[DATA LISTING]

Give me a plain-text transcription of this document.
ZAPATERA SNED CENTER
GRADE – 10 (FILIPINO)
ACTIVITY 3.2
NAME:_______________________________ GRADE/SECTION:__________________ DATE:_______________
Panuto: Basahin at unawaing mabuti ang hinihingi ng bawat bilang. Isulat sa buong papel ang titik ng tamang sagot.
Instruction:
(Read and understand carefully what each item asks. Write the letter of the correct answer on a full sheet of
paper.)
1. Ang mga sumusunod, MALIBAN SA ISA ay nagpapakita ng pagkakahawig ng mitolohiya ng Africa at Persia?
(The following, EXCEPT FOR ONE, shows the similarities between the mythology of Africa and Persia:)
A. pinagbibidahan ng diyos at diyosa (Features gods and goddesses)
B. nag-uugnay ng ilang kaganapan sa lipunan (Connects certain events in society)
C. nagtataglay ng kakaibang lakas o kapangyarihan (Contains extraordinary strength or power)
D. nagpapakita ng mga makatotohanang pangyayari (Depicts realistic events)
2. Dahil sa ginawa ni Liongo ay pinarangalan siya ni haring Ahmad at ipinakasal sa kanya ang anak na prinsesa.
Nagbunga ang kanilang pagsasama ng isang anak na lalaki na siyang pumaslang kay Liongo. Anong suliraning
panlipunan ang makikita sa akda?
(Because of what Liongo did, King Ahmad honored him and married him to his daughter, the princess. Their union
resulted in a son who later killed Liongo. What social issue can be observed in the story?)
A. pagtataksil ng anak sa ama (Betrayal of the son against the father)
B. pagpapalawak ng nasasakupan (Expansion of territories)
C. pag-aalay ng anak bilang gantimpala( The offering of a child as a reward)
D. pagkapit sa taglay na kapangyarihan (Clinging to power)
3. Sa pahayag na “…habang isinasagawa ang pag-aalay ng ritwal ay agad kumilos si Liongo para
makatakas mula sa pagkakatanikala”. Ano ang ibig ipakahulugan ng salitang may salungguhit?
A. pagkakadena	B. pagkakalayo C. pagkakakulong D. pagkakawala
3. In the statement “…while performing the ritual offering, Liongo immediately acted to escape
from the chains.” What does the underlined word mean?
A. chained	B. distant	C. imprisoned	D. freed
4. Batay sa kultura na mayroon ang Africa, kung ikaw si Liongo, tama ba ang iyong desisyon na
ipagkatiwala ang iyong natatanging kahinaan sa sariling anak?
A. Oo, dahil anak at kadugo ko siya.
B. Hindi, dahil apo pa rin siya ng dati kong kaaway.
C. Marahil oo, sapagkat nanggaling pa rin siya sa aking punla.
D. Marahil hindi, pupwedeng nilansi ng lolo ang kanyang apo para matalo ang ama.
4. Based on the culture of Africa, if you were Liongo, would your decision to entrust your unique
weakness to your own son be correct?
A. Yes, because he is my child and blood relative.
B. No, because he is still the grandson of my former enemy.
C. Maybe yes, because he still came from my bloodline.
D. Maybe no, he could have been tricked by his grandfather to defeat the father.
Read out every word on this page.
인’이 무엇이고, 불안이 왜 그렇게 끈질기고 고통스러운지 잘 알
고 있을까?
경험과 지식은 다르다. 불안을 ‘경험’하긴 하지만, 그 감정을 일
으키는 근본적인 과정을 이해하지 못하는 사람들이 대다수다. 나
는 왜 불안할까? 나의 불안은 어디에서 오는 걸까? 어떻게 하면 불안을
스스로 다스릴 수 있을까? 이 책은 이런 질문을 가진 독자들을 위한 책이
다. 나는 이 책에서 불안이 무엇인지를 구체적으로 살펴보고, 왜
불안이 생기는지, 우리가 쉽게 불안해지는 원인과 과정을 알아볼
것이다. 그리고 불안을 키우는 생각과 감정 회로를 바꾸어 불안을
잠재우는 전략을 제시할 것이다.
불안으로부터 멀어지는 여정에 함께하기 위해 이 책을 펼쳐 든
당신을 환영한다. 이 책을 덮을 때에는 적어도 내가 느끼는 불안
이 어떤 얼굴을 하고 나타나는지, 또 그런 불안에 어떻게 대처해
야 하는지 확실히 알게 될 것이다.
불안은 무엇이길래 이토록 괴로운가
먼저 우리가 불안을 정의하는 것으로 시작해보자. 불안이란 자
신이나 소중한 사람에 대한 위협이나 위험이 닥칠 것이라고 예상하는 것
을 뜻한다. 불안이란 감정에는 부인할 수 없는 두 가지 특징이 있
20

[WHAT THIS TASK INVOLVES]
Take the lines above from the one holding "Read out every word on this page." to the last and output them exactly.

[SOLUTION]
Read out every word on this page.
인’이 무엇이고, 불안이 왜 그렇게 끈질기고 고통스러운지 잘 알
고 있을까?
경험과 지식은 다르다. 불안을 ‘경험’하긴 하지만, 그 감정을 일
으키는 근본적인 과정을 이해하지 못하는 사람들이 대다수다. 나
는 왜 불안할까? 나의 불안은 어디에서 오는 걸까? 어떻게 하면 불안을
스스로 다스릴 수 있을까? 이 책은 이런 질문을 가진 독자들을 위한 책이
다. 나는 이 책에서 불안이 무엇인지를 구체적으로 살펴보고, 왜
불안이 생기는지, 우리가 쉽게 불안해지는 원인과 과정을 알아볼
것이다. 그리고 불안을 키우는 생각과 감정 회로를 바꾸어 불안을
잠재우는 전략을 제시할 것이다.
불안으로부터 멀어지는 여정에 함께하기 위해 이 책을 펼쳐 든
당신을 환영한다. 이 책을 덮을 때에는 적어도 내가 느끼는 불안
이 어떤 얼굴을 하고 나타나는지, 또 그런 불안에 어떻게 대처해
야 하는지 확실히 알게 될 것이다.
불안은 무엇이길래 이토록 괴로운가
먼저 우리가 불안을 정의하는 것으로 시작해보자. 불안이란 자
신이나 소중한 사람에 대한 위협이나 위험이 닥칠 것이라고 예상하는 것
을 뜻한다. 불안이란 감정에는 부인할 수 없는 두 가지 특징이 있
20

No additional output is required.